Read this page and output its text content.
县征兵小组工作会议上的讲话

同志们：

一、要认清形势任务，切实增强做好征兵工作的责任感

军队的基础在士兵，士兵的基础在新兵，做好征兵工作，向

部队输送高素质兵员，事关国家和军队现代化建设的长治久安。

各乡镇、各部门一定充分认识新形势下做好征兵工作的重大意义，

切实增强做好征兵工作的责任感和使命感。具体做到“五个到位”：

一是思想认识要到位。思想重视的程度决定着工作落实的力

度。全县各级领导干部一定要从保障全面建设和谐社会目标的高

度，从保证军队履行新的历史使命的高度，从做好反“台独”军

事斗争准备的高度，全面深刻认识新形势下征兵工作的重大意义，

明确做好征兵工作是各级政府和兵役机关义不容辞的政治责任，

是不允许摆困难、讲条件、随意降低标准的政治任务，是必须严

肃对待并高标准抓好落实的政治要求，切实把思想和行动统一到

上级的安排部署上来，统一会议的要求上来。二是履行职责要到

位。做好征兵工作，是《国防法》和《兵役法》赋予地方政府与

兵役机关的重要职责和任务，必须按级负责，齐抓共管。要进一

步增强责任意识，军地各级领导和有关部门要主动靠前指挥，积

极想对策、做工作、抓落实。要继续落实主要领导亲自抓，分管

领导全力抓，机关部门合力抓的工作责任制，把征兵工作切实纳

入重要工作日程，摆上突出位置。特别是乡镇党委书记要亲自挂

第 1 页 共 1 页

# # # #

▸ **Exercise instructions**
Repeat the listing in full, keeping every line exactly as it is.

▸ **Output for this exercise**
Read this page and output its text content.
县征兵小组工作会议上的讲话

同志们：

一、要认清形势任务，切实增强做好征兵工作的责任感

军队的基础在士兵，士兵的基础在新兵，做好征兵工作，向

部队输送高素质兵员，事关国家和军队现代化建设的长治久安。

各乡镇、各部门一定充分认识新形势下做好征兵工作的重大意义，

切实增强做好征兵工作的责任感和使命感。具体做到“五个到位”：

一是思想认识要到位。思想重视的程度决定着工作落实的力

度。全县各级领导干部一定要从保障全面建设和谐社会目标的高

度，从保证军队履行新的历史使命的高度，从做好反“台独”军

事斗争准备的高度，全面深刻认识新形势下征兵工作的重大意义，

明确做好征兵工作是各级政府和兵役机关义不容辞的政治责任，

是不允许摆困难、讲条件、随意降低标准的政治任务，是必须严

肃对待并高标准抓好落实的政治要求，切实把思想和行动统一到

上级的安排部署上来，统一会议的要求上来。二是履行职责要到

位。做好征兵工作，是《国防法》和《兵役法》赋予地方政府与

兵役机关的重要职责和任务，必须按级负责，齐抓共管。要进一

步增强责任意识，军地各级领导和有关部门要主动靠前指挥，积

极想对策、做工作、抓落实。要继续落实主要领导亲自抓，分管

领导全力抓，机关部门合力抓的工作责任制，把征兵工作切实纳

入重要工作日程，摆上突出位置。特别是乡镇党委书记要亲自挂

第 1 页 共 1 页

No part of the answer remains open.